=== Requirements ===
Read the listing below and copy out every line that holds "much".

=== Entries shown ===
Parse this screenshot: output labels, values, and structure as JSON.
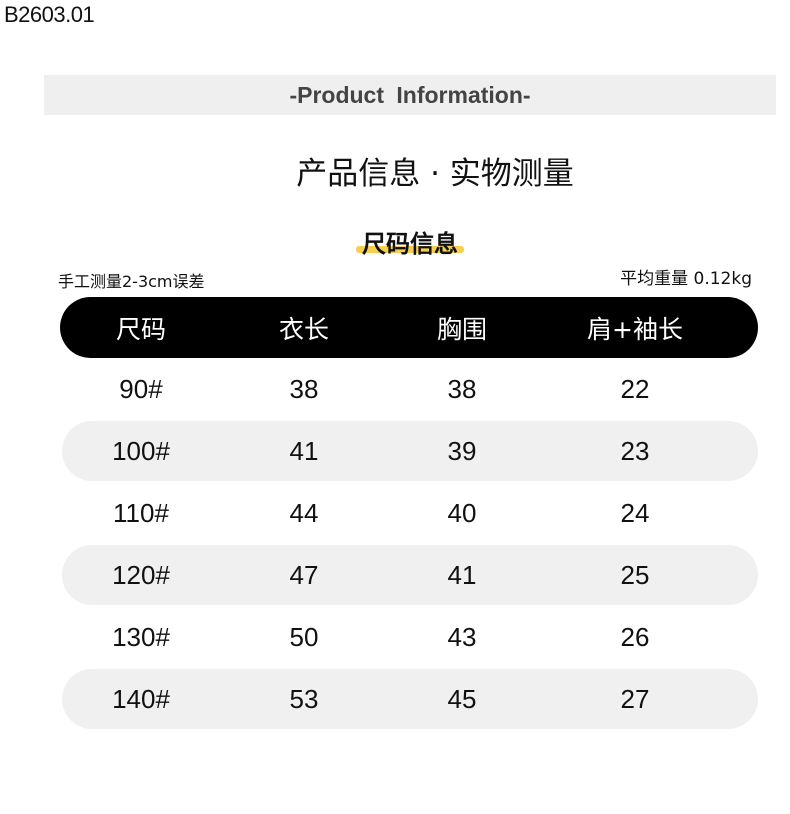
{
  "product_code": "B2603.01",
  "banner": "-Product  Information-",
  "title": "产品信息 · 实物测量",
  "subtitle": "尺码信息",
  "note_left": "手工测量2-3cm误差",
  "note_right": "平均重量 0.12kg",
  "colors": {
    "header_bg": "#000000",
    "row_alt_bg": "#f0f0f0",
    "highlight": "#f6cf52",
    "banner_bg": "#efefef"
  },
  "table": {
    "headers": [
      "尺码",
      "衣长",
      "胸围",
      "肩+袖长"
    ],
    "rows": [
      [
        "90#",
        "38",
        "38",
        "22"
      ],
      [
        "100#",
        "41",
        "39",
        "23"
      ],
      [
        "110#",
        "44",
        "40",
        "24"
      ],
      [
        "120#",
        "47",
        "41",
        "25"
      ],
      [
        "130#",
        "50",
        "43",
        "26"
      ],
      [
        "140#",
        "53",
        "45",
        "27"
      ]
    ]
  }
}
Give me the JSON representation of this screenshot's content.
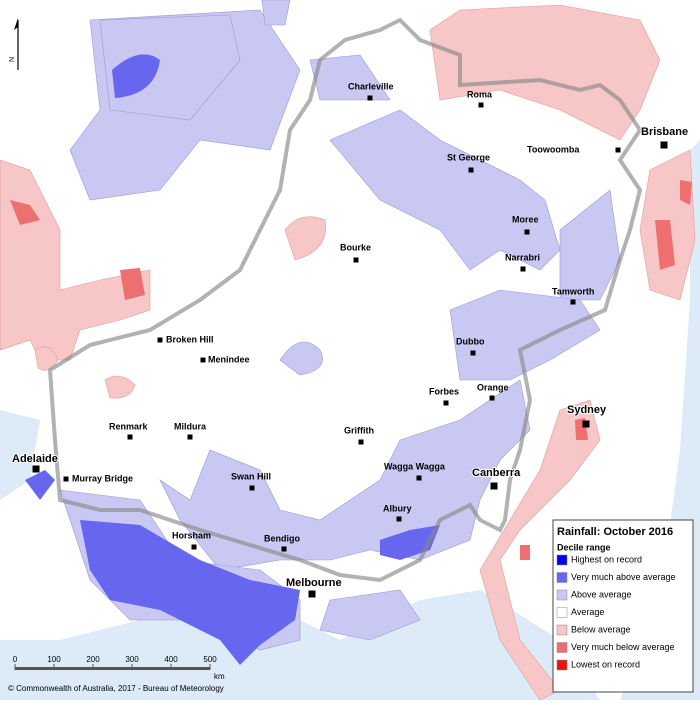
{
  "map": {
    "north": "N",
    "places": [
      "Charleville",
      "Roma",
      "Brisbane",
      "Toowoomba",
      "St George",
      "Moree",
      "Bourke",
      "Narrabri",
      "Tamworth",
      "Broken Hill",
      "Menindee",
      "Dubbo",
      "Forbes",
      "Orange",
      "Sydney",
      "Renmark",
      "Mildura",
      "Griffith",
      "Adelaide",
      "Wagga Wagga",
      "Canberra",
      "Murray Bridge",
      "Swan Hill",
      "Albury",
      "Horsham",
      "Bendigo",
      "Melbourne"
    ],
    "legend": {
      "title": "Rainfall: October 2016",
      "subtitle": "Decile range",
      "items": [
        {
          "label": "Highest on record",
          "color": "#0000ff"
        },
        {
          "label": "Very much above average",
          "color": "#6666ee"
        },
        {
          "label": "Above average",
          "color": "#c8c8f2"
        },
        {
          "label": "Average",
          "color": "#ffffff"
        },
        {
          "label": "Below average",
          "color": "#f7c6c6"
        },
        {
          "label": "Very much below average",
          "color": "#ee6f6f"
        },
        {
          "label": "Lowest on record",
          "color": "#ee1111"
        }
      ]
    },
    "scale": {
      "ticks": [
        0,
        100,
        200,
        300,
        400,
        500
      ],
      "unit": "km"
    },
    "copyright": "© Commonwealth of Australia, 2017 - Bureau of Meteorology"
  }
}
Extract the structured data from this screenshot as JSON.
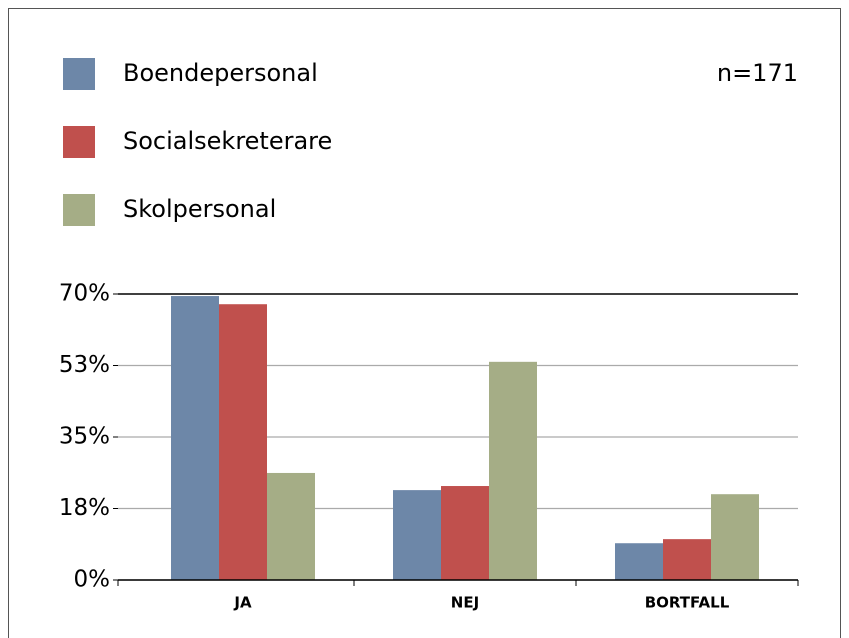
{
  "chart_data": {
    "type": "bar",
    "annotation": "n=171",
    "categories": [
      "JA",
      "NEJ",
      "BORTFALL"
    ],
    "series": [
      {
        "name": "Boendepersonal",
        "color": "#6d87a8",
        "values": [
          69.5,
          22,
          9
        ]
      },
      {
        "name": "Socialsekreterare",
        "color": "#c0504d",
        "values": [
          67.5,
          23,
          10
        ]
      },
      {
        "name": "Skolpersonal",
        "color": "#a5ad86",
        "values": [
          26.2,
          53.4,
          21
        ]
      }
    ],
    "ylim": [
      0,
      70
    ],
    "yticks": [
      {
        "value": 0,
        "label": "0%"
      },
      {
        "value": 17.5,
        "label": "18%"
      },
      {
        "value": 35,
        "label": "35%"
      },
      {
        "value": 52.5,
        "label": "53%"
      },
      {
        "value": 70,
        "label": "70%"
      }
    ],
    "grid": true
  }
}
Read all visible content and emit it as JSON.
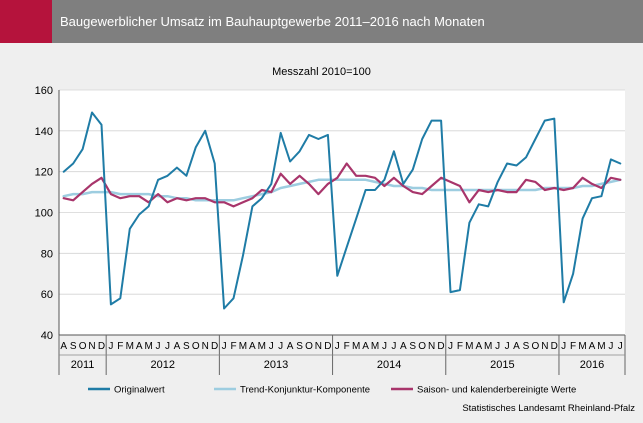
{
  "header": {
    "title": "Baugewerblicher Umsatz im Bauhauptgewerbe 2011–2016 nach Monaten"
  },
  "source": "Statistisches Landesamt Rheinland-Pfalz",
  "colors": {
    "accent": "#b5133c",
    "header": "#7f7f7f",
    "originalwert": "#1f7ca6",
    "trend": "#9dcde0",
    "saison": "#a8356b"
  },
  "chart_data": {
    "type": "line",
    "subtitle": "Messzahl 2010=100",
    "ylim": [
      40,
      160
    ],
    "yticks": [
      40,
      60,
      80,
      100,
      120,
      140,
      160
    ],
    "grid": true,
    "legend_position": "bottom",
    "month_labels": [
      "A",
      "S",
      "O",
      "N",
      "D",
      "J",
      "F",
      "M",
      "A",
      "M",
      "J",
      "J",
      "A",
      "S",
      "O",
      "N",
      "D",
      "J",
      "F",
      "M",
      "A",
      "M",
      "J",
      "J",
      "A",
      "S",
      "O",
      "N",
      "D",
      "J",
      "F",
      "M",
      "A",
      "M",
      "J",
      "J",
      "A",
      "S",
      "O",
      "N",
      "D",
      "J",
      "F",
      "M",
      "A",
      "M",
      "J",
      "J",
      "A",
      "S",
      "O",
      "N",
      "D",
      "J",
      "F",
      "M",
      "A",
      "M",
      "J",
      "J"
    ],
    "years": [
      {
        "label": "2011",
        "start": 0,
        "end": 5
      },
      {
        "label": "2012",
        "start": 5,
        "end": 17
      },
      {
        "label": "2013",
        "start": 17,
        "end": 29
      },
      {
        "label": "2014",
        "start": 29,
        "end": 41
      },
      {
        "label": "2015",
        "start": 41,
        "end": 53
      },
      {
        "label": "2016",
        "start": 53,
        "end": 60
      }
    ],
    "series": [
      {
        "name": "Originalwert",
        "color": "#1f7ca6",
        "values": [
          120,
          124,
          131,
          149,
          143,
          55,
          58,
          92,
          99,
          103,
          116,
          118,
          122,
          118,
          132,
          140,
          124,
          53,
          58,
          79,
          103,
          107,
          114,
          139,
          125,
          130,
          138,
          136,
          138,
          69,
          83,
          97,
          111,
          111,
          116,
          130,
          114,
          121,
          136,
          145,
          145,
          61,
          62,
          95,
          104,
          103,
          115,
          124,
          123,
          127,
          136,
          145,
          146,
          56,
          70,
          97,
          107,
          108,
          126,
          124
        ]
      },
      {
        "name": "Trend-Konjunktur-Komponente",
        "color": "#9dcde0",
        "values": [
          108,
          109,
          109,
          110,
          110,
          110,
          109,
          109,
          109,
          109,
          108,
          108,
          107,
          107,
          106,
          106,
          106,
          106,
          106,
          107,
          108,
          109,
          110,
          112,
          113,
          114,
          115,
          116,
          116,
          116,
          116,
          116,
          116,
          115,
          114,
          113,
          113,
          112,
          112,
          111,
          111,
          111,
          111,
          111,
          111,
          111,
          111,
          111,
          111,
          111,
          111,
          112,
          112,
          112,
          112,
          113,
          113,
          114,
          115,
          116
        ]
      },
      {
        "name": "Saison- und kalenderbereinigte Werte",
        "color": "#a8356b",
        "values": [
          107,
          106,
          110,
          114,
          117,
          109,
          107,
          108,
          108,
          105,
          109,
          105,
          107,
          106,
          107,
          107,
          105,
          105,
          103,
          105,
          107,
          111,
          110,
          119,
          114,
          118,
          114,
          109,
          114,
          117,
          124,
          118,
          118,
          117,
          113,
          117,
          113,
          110,
          109,
          113,
          117,
          115,
          113,
          105,
          111,
          110,
          111,
          110,
          110,
          116,
          115,
          111,
          112,
          111,
          112,
          117,
          114,
          112,
          117,
          116
        ]
      }
    ]
  }
}
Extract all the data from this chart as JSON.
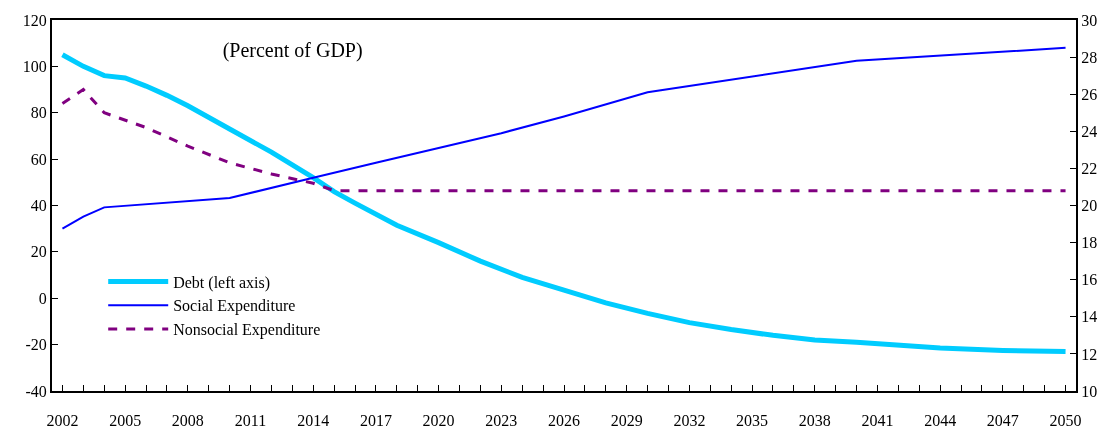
{
  "chart_data": {
    "type": "line",
    "title": "(Percent of GDP)",
    "xlim": [
      2001.5,
      2050.5
    ],
    "xticks": [
      2002,
      {
        "value": 2003,
        "label": null
      },
      {
        "value": 2004,
        "label": null
      },
      2005,
      {
        "value": 2006,
        "label": null
      },
      {
        "value": 2007,
        "label": null
      },
      2008,
      {
        "value": 2009,
        "label": null
      },
      {
        "value": 2010,
        "label": null
      },
      2011,
      {
        "value": 2012,
        "label": null
      },
      {
        "value": 2013,
        "label": null
      },
      2014,
      {
        "value": 2015,
        "label": null
      },
      {
        "value": 2016,
        "label": null
      },
      2017,
      {
        "value": 2018,
        "label": null
      },
      {
        "value": 2019,
        "label": null
      },
      2020,
      {
        "value": 2021,
        "label": null
      },
      {
        "value": 2022,
        "label": null
      },
      2023,
      {
        "value": 2024,
        "label": null
      },
      {
        "value": 2025,
        "label": null
      },
      2026,
      {
        "value": 2027,
        "label": null
      },
      {
        "value": 2028,
        "label": null
      },
      2029,
      {
        "value": 2030,
        "label": null
      },
      {
        "value": 2031,
        "label": null
      },
      2032,
      {
        "value": 2033,
        "label": null
      },
      {
        "value": 2034,
        "label": null
      },
      2035,
      {
        "value": 2036,
        "label": null
      },
      {
        "value": 2037,
        "label": null
      },
      2038,
      {
        "value": 2039,
        "label": null
      },
      {
        "value": 2040,
        "label": null
      },
      2041,
      {
        "value": 2042,
        "label": null
      },
      {
        "value": 2043,
        "label": null
      },
      2044,
      {
        "value": 2045,
        "label": null
      },
      {
        "value": 2046,
        "label": null
      },
      2047,
      {
        "value": 2048,
        "label": null
      },
      {
        "value": 2049,
        "label": null
      },
      2050
    ],
    "ylim": [
      -40,
      120
    ],
    "yticks": [
      -40,
      -20,
      0,
      20,
      40,
      60,
      80,
      100,
      120
    ],
    "y2lim": [
      10,
      30
    ],
    "y2ticks": [
      10,
      12,
      14,
      16,
      18,
      20,
      22,
      24,
      26,
      28,
      30
    ],
    "legend": "bottom left",
    "marker": "none",
    "series": [
      {
        "name": "Debt (left axis)",
        "color": "#00ccff",
        "line_style": "solid",
        "x": [
          2002,
          2003,
          2004,
          2005,
          2006,
          2007,
          2008,
          2010,
          2012,
          2014,
          2015,
          2016,
          2018,
          2020,
          2022,
          2024,
          2026,
          2028,
          2030,
          2032,
          2034,
          2036,
          2038,
          2040,
          2044,
          2047,
          2050
        ],
        "values": [
          105,
          100,
          96,
          95,
          91.5,
          87.5,
          83,
          73,
          63,
          52,
          46,
          41,
          31.5,
          24,
          16,
          9,
          3.5,
          -2,
          -6.5,
          -10.5,
          -13.5,
          -16,
          -18,
          -19,
          -21.5,
          -22.5,
          -23
        ]
      },
      {
        "name": "Social Expenditure",
        "color": "#0000ff",
        "line_style": "solid",
        "axis": "y2",
        "x": [
          2002,
          2003,
          2004,
          2010,
          2014,
          2017,
          2020,
          2023,
          2026,
          2030,
          2040,
          2050
        ],
        "values": [
          18.75,
          19.4,
          19.9,
          20.4,
          21.5,
          22.3,
          23.1,
          23.9,
          24.8,
          26.1,
          27.8,
          28.5
        ]
      },
      {
        "name": "Nonsocial Expenditure",
        "color": "#800080",
        "line_style": "dashed",
        "axis": "y2",
        "x": [
          2002,
          2003,
          2004,
          2006,
          2008,
          2010,
          2012,
          2014,
          2015,
          2020,
          2030,
          2040,
          2050
        ],
        "values": [
          25.5,
          26.25,
          25,
          24.2,
          23.2,
          22.3,
          21.7,
          21.2,
          20.8,
          20.8,
          20.8,
          20.8,
          20.8
        ]
      }
    ]
  }
}
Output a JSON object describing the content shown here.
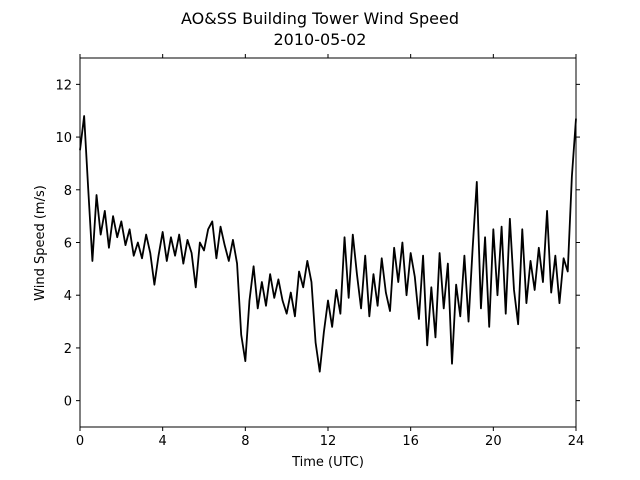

=== Output below ===
          "label": "Very much above average",
          "label": "Very much below average",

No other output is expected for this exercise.